§ **Description of the task**:
Look for the word "Décapodes" in the entries below, then copy every line that has it.
^^^^
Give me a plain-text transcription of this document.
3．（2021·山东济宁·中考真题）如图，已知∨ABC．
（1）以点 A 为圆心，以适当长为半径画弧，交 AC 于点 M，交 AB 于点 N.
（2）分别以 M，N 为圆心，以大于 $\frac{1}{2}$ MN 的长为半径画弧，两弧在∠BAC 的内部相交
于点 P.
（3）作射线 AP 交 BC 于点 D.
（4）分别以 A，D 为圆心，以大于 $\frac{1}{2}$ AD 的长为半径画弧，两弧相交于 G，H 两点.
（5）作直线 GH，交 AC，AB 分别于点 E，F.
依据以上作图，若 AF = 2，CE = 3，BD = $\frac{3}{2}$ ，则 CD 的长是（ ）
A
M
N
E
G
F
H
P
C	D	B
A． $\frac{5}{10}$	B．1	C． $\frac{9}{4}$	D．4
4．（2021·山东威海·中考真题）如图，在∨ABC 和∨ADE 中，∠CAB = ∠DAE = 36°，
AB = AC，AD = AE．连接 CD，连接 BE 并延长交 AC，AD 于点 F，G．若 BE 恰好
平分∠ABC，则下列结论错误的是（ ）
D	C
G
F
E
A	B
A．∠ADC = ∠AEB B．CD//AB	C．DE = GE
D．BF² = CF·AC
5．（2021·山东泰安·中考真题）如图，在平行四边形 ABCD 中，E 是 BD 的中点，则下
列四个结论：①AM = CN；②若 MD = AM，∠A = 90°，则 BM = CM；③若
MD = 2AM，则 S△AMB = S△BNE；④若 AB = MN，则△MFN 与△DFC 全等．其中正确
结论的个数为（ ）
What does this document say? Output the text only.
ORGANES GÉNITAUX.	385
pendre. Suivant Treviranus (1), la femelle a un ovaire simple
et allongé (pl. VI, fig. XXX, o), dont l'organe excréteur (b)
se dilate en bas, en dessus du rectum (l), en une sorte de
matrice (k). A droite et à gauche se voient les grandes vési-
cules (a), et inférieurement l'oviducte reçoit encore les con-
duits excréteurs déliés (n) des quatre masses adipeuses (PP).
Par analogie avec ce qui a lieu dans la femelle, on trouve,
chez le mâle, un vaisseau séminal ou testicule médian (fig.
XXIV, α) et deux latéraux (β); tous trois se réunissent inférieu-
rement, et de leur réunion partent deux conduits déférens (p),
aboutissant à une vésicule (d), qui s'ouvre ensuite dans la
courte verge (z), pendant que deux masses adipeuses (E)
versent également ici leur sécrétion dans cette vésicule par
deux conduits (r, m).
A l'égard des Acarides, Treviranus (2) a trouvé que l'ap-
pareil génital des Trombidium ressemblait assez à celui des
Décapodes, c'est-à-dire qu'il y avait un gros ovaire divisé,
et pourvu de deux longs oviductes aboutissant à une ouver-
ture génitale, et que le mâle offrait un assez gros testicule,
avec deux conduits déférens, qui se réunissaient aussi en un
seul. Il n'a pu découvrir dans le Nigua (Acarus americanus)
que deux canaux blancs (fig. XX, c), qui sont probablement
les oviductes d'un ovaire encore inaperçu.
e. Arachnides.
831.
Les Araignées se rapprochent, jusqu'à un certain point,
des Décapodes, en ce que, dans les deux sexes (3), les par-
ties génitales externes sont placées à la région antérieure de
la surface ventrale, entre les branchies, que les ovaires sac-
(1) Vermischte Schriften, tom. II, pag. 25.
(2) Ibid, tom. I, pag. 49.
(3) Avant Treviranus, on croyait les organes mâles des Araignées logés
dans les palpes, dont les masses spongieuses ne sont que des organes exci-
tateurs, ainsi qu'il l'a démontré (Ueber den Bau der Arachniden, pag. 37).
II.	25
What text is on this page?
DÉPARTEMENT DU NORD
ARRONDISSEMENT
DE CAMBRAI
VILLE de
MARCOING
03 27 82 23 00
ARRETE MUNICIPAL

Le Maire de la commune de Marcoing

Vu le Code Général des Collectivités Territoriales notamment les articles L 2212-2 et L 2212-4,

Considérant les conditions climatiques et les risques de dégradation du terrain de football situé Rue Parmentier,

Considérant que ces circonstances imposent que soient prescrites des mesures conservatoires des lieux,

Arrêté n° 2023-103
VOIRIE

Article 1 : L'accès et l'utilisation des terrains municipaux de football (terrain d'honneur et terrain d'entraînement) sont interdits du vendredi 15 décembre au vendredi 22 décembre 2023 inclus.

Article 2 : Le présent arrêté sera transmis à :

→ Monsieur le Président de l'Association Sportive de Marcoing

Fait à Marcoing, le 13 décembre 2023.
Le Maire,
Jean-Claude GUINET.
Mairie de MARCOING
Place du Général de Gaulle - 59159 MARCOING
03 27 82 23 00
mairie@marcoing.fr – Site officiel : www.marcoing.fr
^^^^
§ **Result of this task**:
Décapodes, c'est-à-dire qu'il y avait un gros ovaire divisé,
des Décapodes, en ce que, dans les deux sexes (3), les par-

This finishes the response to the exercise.